Exercise >>
Write out the whole listing word for word.

Given data >>

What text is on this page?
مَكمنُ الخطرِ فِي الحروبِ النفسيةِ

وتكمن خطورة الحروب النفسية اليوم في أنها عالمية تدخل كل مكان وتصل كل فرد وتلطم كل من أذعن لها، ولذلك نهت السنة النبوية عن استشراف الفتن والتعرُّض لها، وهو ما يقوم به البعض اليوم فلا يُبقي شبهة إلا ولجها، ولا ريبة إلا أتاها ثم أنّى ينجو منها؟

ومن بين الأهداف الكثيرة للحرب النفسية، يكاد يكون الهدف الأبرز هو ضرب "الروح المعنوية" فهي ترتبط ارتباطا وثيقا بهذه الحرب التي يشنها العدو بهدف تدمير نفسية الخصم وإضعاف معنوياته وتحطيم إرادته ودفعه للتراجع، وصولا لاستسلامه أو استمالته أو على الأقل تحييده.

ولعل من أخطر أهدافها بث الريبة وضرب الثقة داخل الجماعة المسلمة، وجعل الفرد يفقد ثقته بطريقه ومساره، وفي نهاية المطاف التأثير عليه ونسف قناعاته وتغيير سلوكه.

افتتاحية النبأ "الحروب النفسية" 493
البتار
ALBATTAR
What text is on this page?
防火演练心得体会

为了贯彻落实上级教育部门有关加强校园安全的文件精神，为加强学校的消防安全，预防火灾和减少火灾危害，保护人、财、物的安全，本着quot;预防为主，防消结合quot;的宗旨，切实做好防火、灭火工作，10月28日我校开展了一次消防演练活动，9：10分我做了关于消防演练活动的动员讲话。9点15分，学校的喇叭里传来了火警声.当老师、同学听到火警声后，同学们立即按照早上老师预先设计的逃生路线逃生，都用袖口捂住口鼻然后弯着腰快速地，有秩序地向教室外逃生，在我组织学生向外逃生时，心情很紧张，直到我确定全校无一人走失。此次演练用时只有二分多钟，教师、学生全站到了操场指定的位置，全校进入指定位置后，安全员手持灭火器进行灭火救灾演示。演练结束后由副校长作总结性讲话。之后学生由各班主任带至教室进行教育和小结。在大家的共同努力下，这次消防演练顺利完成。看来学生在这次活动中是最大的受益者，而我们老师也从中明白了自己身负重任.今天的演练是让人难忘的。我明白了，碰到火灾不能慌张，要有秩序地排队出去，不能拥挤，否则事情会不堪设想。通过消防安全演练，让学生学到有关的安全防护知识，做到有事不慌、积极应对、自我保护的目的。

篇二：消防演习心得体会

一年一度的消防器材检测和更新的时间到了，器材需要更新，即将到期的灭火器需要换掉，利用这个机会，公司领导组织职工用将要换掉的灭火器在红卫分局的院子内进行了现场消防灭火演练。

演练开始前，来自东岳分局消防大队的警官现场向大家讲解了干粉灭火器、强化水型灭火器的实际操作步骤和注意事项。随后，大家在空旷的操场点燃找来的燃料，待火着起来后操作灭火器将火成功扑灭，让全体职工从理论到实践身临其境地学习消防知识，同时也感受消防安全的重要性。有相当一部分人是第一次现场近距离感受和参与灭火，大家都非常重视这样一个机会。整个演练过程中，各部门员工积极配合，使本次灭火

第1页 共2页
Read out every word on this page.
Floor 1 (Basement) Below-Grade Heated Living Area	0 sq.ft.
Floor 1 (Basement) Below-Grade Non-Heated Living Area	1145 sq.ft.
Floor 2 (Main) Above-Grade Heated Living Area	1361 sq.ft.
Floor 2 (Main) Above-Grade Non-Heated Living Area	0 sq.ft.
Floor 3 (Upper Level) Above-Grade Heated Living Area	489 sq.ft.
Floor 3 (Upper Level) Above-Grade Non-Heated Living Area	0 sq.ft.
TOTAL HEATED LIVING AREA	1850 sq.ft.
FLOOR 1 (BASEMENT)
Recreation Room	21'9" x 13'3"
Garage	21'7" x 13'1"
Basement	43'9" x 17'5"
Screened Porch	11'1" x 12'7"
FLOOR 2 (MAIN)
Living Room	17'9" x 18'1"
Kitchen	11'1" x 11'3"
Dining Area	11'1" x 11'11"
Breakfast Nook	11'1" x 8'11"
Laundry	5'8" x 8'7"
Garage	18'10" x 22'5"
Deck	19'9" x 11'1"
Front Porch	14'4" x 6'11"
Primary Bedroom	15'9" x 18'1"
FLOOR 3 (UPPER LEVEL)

Exercise output >>
What text is on this page?
مَكمنُ الخطرِ فِي الحروبِ النفسيةِ

وتكمن خطورة الحروب النفسية اليوم في أنها عالمية تدخل كل مكان وتصل كل فرد وتلطم كل من أذعن لها، ولذلك نهت السنة النبوية عن استشراف الفتن والتعرُّض لها، وهو ما يقوم به البعض اليوم فلا يُبقي شبهة إلا ولجها، ولا ريبة إلا أتاها ثم أنّى ينجو منها؟

ومن بين الأهداف الكثيرة للحرب النفسية، يكاد يكون الهدف الأبرز هو ضرب "الروح المعنوية" فهي ترتبط ارتباطا وثيقا بهذه الحرب التي يشنها العدو بهدف تدمير نفسية الخصم وإضعاف معنوياته وتحطيم إرادته ودفعه للتراجع، وصولا لاستسلامه أو استمالته أو على الأقل تحييده.

ولعل من أخطر أهدافها بث الريبة وضرب الثقة داخل الجماعة المسلمة، وجعل الفرد يفقد ثقته بطريقه ومساره، وفي نهاية المطاف التأثير عليه ونسف قناعاته وتغيير سلوكه.

افتتاحية النبأ "الحروب النفسية" 493
البتار
ALBATTAR
What text is on this page?
防火演练心得体会

为了贯彻落实上级教育部门有关加强校园安全的文件精神，为加强学校的消防安全，预防火灾和减少火灾危害，保护人、财、物的安全，本着quot;预防为主，防消结合quot;的宗旨，切实做好防火、灭火工作，10月28日我校开展了一次消防演练活动，9：10分我做了关于消防演练活动的动员讲话。9点15分，学校的喇叭里传来了火警声.当老师、同学听到火警声后，同学们立即按照早上老师预先设计的逃生路线逃生，都用袖口捂住口鼻然后弯着腰快速地，有秩序地向教室外逃生，在我组织学生向外逃生时，心情很紧张，直到我确定全校无一人走失。此次演练用时只有二分多钟，教师、学生全站到了操场指定的位置，全校进入指定位置后，安全员手持灭火器进行灭火救灾演示。演练结束后由副校长作总结性讲话。之后学生由各班主任带至教室进行教育和小结。在大家的共同努力下，这次消防演练顺利完成。看来学生在这次活动中是最大的受益者，而我们老师也从中明白了自己身负重任.今天的演练是让人难忘的。我明白了，碰到火灾不能慌张，要有秩序地排队出去，不能拥挤，否则事情会不堪设想。通过消防安全演练，让学生学到有关的安全防护知识，做到有事不慌、积极应对、自我保护的目的。

篇二：消防演习心得体会

一年一度的消防器材检测和更新的时间到了，器材需要更新，即将到期的灭火器需要换掉，利用这个机会，公司领导组织职工用将要换掉的灭火器在红卫分局的院子内进行了现场消防灭火演练。

演练开始前，来自东岳分局消防大队的警官现场向大家讲解了干粉灭火器、强化水型灭火器的实际操作步骤和注意事项。随后，大家在空旷的操场点燃找来的燃料，待火着起来后操作灭火器将火成功扑灭，让全体职工从理论到实践身临其境地学习消防知识，同时也感受消防安全的重要性。有相当一部分人是第一次现场近距离感受和参与灭火，大家都非常重视这样一个机会。整个演练过程中，各部门员工积极配合，使本次灭火

第1页 共2页
Read out every word on this page.
Floor 1 (Basement) Below-Grade Heated Living Area	0 sq.ft.
Floor 1 (Basement) Below-Grade Non-Heated Living Area	1145 sq.ft.
Floor 2 (Main) Above-Grade Heated Living Area	1361 sq.ft.
Floor 2 (Main) Above-Grade Non-Heated Living Area	0 sq.ft.
Floor 3 (Upper Level) Above-Grade Heated Living Area	489 sq.ft.
Floor 3 (Upper Level) Above-Grade Non-Heated Living Area	0 sq.ft.
TOTAL HEATED LIVING AREA	1850 sq.ft.
FLOOR 1 (BASEMENT)
Recreation Room	21'9" x 13'3"
Garage	21'7" x 13'1"
Basement	43'9" x 17'5"
Screened Porch	11'1" x 12'7"
FLOOR 2 (MAIN)
Living Room	17'9" x 18'1"
Kitchen	11'1" x 11'3"
Dining Area	11'1" x 11'11"
Breakfast Nook	11'1" x 8'11"
Laundry	5'8" x 8'7"
Garage	18'10" x 22'5"
Deck	19'9" x 11'1"
Front Porch	14'4" x 6'11"
Primary Bedroom	15'9" x 18'1"
FLOOR 3 (UPPER LEVEL)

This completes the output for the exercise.